** start of Source data **
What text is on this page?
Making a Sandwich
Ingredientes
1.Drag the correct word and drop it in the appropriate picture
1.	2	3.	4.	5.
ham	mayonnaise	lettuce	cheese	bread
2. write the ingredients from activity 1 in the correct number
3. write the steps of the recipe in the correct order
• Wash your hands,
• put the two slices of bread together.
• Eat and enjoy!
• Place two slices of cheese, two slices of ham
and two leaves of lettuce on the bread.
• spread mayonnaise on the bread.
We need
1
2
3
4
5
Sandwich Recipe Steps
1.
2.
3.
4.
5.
** end of Source data **
Problem to solve: What do the records say? Quote them all exactly.

Expected output:
What text is on this page?
Making a Sandwich
Ingredientes
1.Drag the correct word and drop it in the appropriate picture
1.	2	3.	4.	5.
ham	mayonnaise	lettuce	cheese	bread
2. write the ingredients from activity 1 in the correct number
3. write the steps of the recipe in the correct order
• Wash your hands,
• put the two slices of bread together.
• Eat and enjoy!
• Place two slices of cheese, two slices of ham
and two leaves of lettuce on the bread.
• spread mayonnaise on the bread.
We need
1
2
3
4
5
Sandwich Recipe Steps
1.
2.
3.
4.
5.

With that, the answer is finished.